**Stored data entries:**
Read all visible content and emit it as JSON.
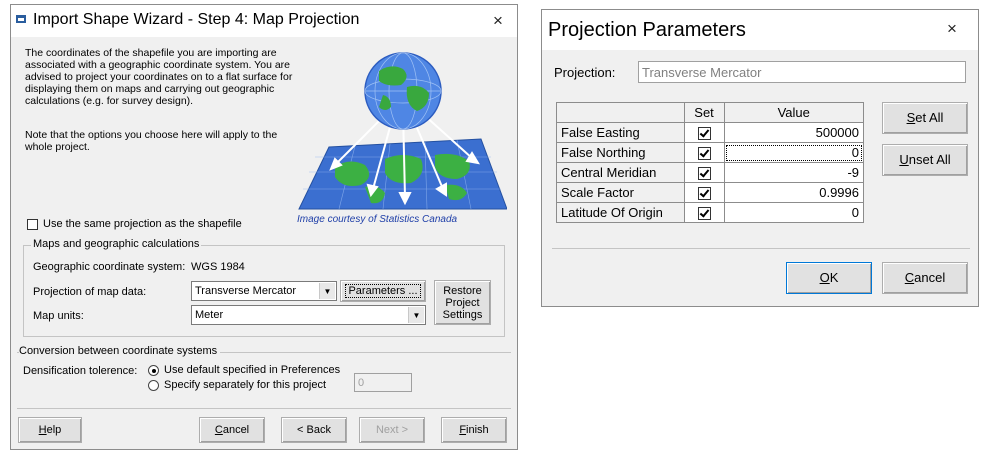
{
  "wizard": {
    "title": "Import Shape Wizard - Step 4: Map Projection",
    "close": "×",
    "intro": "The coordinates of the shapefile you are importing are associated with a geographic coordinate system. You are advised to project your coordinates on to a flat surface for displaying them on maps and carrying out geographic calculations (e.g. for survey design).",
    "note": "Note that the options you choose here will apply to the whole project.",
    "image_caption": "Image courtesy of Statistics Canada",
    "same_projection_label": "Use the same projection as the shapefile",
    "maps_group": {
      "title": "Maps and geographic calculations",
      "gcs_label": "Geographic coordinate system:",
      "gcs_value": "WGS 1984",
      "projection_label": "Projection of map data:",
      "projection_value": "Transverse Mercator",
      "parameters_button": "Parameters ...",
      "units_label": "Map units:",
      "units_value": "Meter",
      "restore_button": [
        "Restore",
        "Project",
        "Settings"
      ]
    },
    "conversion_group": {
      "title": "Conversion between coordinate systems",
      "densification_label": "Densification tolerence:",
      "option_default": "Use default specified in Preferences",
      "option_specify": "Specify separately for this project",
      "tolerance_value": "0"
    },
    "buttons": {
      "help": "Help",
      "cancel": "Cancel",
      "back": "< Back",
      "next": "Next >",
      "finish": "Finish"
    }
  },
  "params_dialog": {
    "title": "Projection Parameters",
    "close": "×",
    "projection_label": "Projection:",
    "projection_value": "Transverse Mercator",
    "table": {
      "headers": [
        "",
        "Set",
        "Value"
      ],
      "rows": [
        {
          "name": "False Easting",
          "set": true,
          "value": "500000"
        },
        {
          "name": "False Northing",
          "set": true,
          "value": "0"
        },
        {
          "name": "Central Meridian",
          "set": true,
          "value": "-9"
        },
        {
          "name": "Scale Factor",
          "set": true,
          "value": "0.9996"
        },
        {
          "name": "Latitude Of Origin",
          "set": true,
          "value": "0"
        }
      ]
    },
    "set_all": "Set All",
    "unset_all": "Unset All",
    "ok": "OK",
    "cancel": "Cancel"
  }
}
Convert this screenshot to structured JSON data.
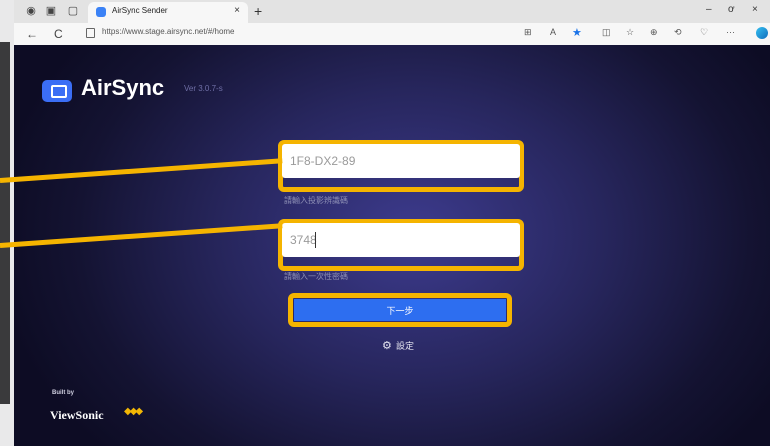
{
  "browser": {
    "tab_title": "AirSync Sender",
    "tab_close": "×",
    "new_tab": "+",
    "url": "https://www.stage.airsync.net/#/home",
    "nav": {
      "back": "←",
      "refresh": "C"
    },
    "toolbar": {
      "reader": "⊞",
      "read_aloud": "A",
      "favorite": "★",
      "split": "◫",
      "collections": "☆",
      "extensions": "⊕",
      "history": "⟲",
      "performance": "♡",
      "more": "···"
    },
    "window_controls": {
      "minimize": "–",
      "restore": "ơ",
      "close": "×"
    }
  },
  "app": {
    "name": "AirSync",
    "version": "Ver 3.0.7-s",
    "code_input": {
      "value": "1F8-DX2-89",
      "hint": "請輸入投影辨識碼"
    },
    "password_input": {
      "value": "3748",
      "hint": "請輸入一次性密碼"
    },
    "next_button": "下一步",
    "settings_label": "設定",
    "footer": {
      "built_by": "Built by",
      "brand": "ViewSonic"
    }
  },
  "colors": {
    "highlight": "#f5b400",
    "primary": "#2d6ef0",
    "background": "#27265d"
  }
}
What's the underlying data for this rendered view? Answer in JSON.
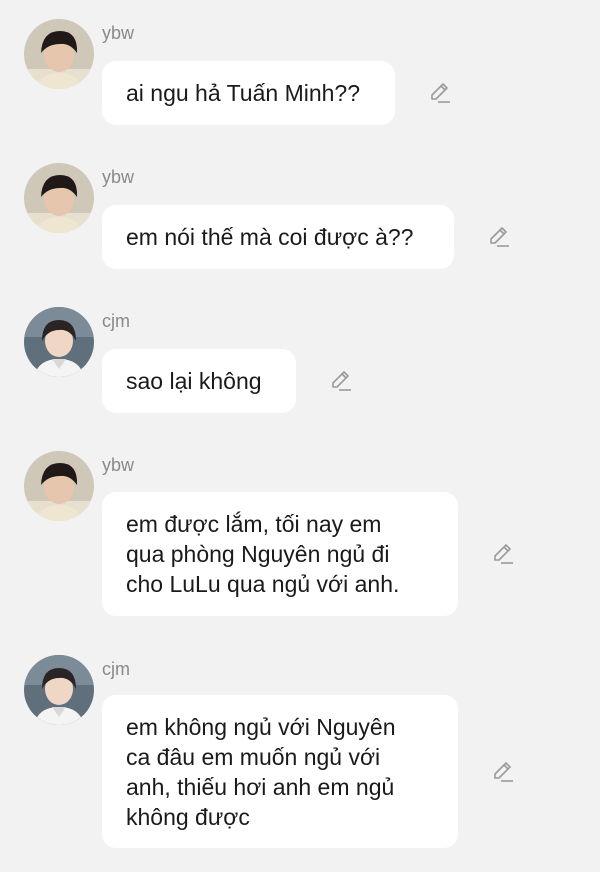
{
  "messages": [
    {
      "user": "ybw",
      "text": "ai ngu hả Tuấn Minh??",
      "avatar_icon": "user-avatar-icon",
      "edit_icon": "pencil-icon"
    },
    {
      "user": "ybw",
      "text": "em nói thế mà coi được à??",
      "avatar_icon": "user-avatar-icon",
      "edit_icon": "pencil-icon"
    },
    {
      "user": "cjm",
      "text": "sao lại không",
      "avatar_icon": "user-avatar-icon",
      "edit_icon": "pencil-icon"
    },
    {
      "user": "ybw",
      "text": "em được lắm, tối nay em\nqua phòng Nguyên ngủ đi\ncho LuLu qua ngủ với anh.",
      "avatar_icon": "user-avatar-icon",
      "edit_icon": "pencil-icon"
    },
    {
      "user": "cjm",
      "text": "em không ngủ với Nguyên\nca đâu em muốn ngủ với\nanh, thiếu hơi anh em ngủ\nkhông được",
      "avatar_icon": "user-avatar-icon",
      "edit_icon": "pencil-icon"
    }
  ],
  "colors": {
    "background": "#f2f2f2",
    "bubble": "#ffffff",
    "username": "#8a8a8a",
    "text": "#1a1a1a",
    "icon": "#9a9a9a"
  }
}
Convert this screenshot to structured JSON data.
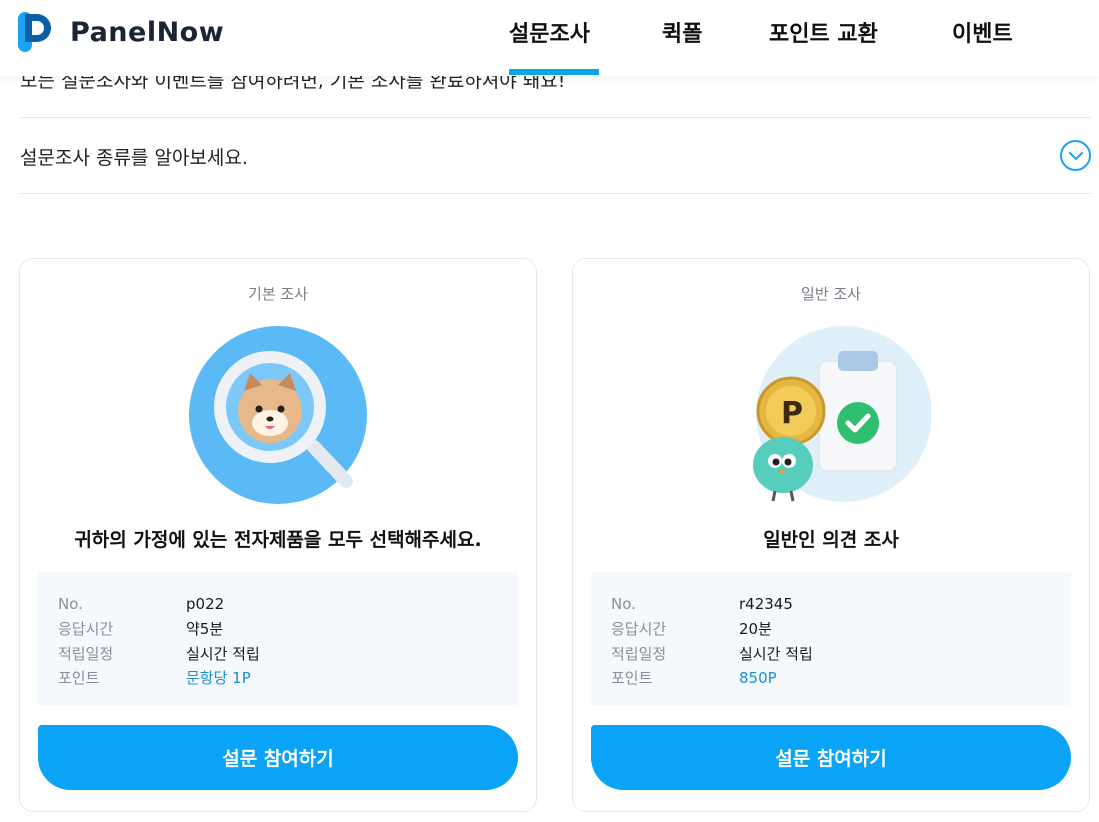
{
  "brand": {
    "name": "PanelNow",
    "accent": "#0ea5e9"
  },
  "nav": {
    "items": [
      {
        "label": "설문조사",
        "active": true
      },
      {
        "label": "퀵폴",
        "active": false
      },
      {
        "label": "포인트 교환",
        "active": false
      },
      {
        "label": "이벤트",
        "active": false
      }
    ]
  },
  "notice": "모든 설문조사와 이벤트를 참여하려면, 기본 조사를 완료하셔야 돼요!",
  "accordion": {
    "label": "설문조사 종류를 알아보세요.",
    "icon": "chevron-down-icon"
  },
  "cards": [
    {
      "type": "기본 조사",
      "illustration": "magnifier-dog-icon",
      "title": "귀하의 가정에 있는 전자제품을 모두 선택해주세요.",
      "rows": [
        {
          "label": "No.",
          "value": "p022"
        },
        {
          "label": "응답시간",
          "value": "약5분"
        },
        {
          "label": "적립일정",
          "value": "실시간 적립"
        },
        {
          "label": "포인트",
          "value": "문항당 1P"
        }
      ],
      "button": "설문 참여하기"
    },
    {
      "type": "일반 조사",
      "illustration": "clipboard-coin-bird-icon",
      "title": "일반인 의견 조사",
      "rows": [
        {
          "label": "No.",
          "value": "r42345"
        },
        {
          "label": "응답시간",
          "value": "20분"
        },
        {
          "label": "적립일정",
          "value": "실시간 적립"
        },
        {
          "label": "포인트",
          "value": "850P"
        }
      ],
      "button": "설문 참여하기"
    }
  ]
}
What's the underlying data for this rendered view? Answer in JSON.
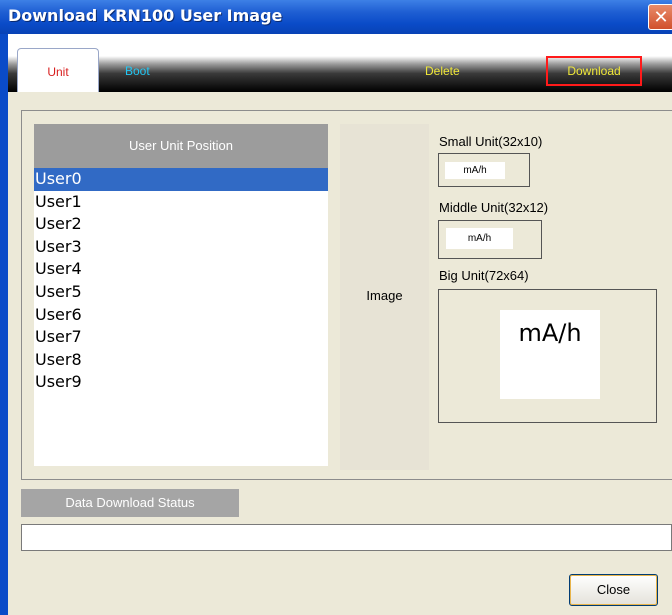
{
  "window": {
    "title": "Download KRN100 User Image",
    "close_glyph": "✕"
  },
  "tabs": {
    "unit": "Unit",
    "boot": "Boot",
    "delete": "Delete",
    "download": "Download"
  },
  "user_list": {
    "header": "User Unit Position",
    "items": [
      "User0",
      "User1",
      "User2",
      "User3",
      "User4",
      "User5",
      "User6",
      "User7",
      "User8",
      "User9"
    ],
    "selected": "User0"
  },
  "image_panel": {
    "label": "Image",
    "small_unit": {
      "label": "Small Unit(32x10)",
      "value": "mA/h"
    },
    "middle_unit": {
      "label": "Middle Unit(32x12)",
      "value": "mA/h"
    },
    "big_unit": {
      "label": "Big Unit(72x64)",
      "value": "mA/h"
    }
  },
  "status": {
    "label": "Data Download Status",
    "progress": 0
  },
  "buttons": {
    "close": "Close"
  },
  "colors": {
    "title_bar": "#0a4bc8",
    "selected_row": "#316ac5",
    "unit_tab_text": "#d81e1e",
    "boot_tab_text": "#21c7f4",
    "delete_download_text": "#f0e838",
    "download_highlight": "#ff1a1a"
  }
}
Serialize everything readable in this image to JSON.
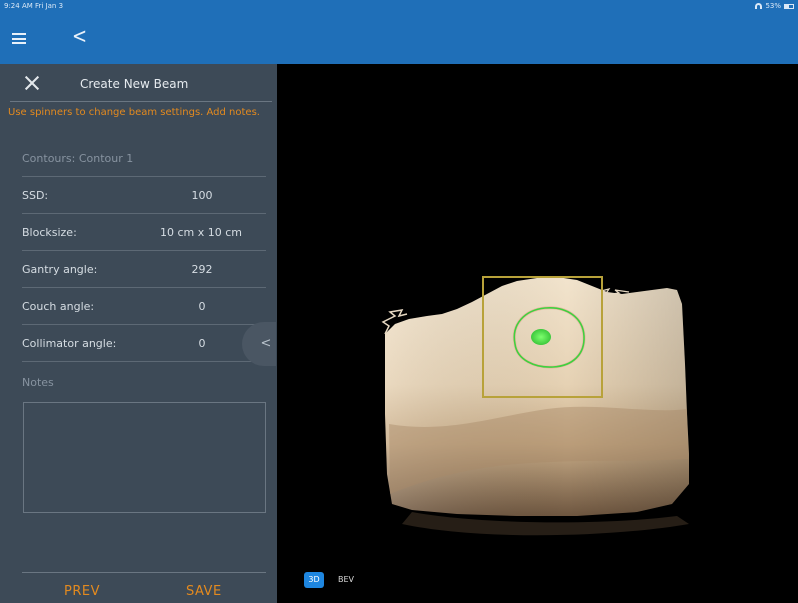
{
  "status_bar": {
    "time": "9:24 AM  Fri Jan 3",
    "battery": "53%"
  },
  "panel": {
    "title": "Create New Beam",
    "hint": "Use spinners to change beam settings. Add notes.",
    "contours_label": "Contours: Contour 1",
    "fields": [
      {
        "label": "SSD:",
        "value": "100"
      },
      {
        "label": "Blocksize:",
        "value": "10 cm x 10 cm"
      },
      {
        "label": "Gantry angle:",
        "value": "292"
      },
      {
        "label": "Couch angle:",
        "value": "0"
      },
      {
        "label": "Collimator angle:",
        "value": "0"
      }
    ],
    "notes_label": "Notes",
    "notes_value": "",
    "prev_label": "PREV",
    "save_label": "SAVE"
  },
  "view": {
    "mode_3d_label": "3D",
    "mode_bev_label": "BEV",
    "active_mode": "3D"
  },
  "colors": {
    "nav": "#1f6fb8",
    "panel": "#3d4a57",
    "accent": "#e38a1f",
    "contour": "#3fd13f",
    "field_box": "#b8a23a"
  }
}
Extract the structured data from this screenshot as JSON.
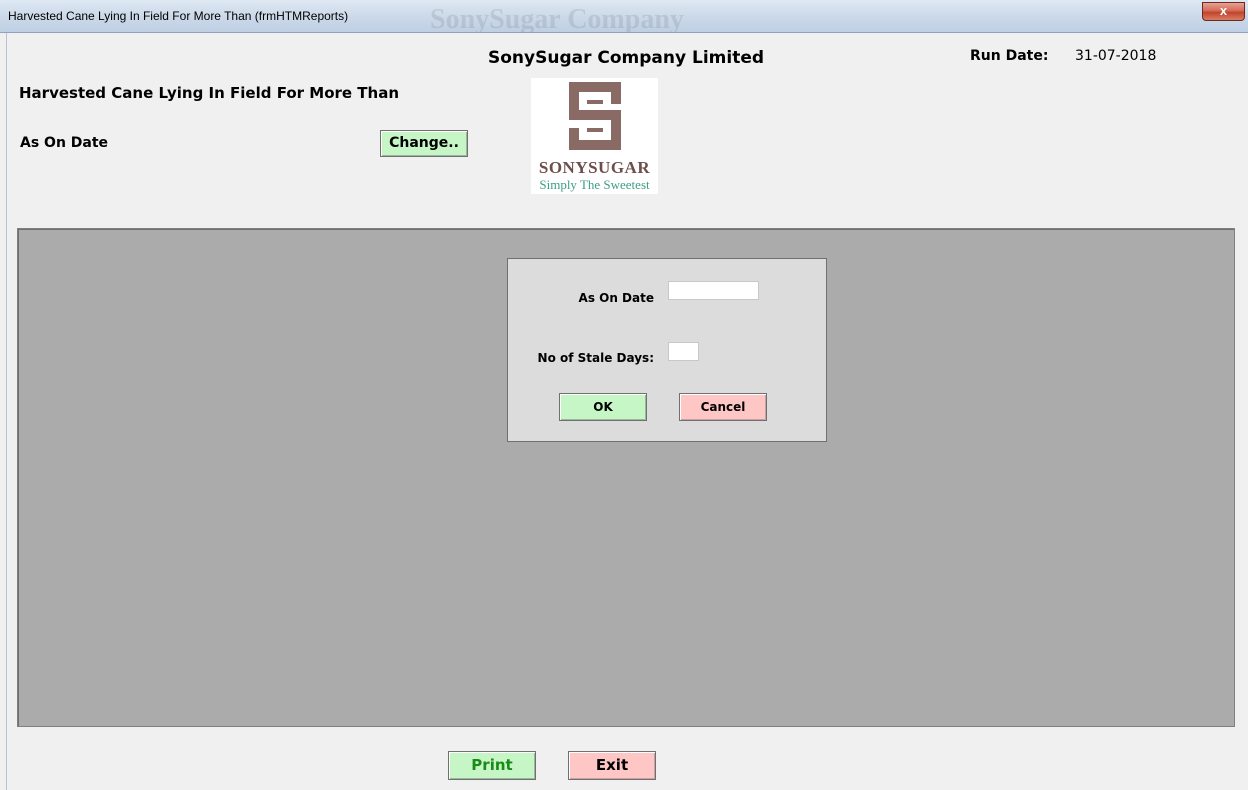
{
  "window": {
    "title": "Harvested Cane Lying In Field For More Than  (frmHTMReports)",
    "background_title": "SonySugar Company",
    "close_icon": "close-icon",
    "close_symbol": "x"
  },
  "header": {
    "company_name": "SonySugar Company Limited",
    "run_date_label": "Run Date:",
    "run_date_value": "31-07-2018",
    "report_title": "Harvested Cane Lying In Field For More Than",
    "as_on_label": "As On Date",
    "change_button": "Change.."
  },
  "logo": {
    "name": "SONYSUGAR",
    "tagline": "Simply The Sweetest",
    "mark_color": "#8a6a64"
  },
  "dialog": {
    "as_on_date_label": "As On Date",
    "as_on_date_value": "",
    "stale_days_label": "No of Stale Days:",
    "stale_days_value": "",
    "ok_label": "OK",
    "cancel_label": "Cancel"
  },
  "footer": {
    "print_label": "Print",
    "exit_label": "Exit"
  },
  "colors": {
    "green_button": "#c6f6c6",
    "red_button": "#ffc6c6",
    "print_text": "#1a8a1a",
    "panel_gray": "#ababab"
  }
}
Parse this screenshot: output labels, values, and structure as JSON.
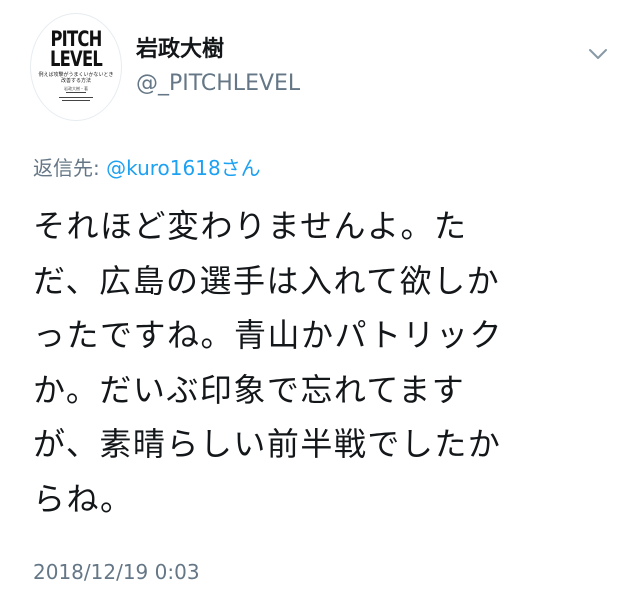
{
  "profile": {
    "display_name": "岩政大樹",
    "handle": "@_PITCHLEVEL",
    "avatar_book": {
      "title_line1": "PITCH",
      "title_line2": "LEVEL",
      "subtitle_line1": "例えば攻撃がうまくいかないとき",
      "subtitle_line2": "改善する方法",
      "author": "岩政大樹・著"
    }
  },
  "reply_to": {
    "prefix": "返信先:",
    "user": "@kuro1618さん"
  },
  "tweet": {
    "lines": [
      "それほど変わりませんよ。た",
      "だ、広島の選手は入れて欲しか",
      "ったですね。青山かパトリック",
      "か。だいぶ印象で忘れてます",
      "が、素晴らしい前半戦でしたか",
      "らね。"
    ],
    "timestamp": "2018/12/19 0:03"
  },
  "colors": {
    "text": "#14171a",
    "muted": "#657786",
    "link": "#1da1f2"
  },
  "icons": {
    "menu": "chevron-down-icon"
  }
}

**Problem to solve:** Answer with one number: how many lines in the listing hold "Cancel".

**Task result:** 3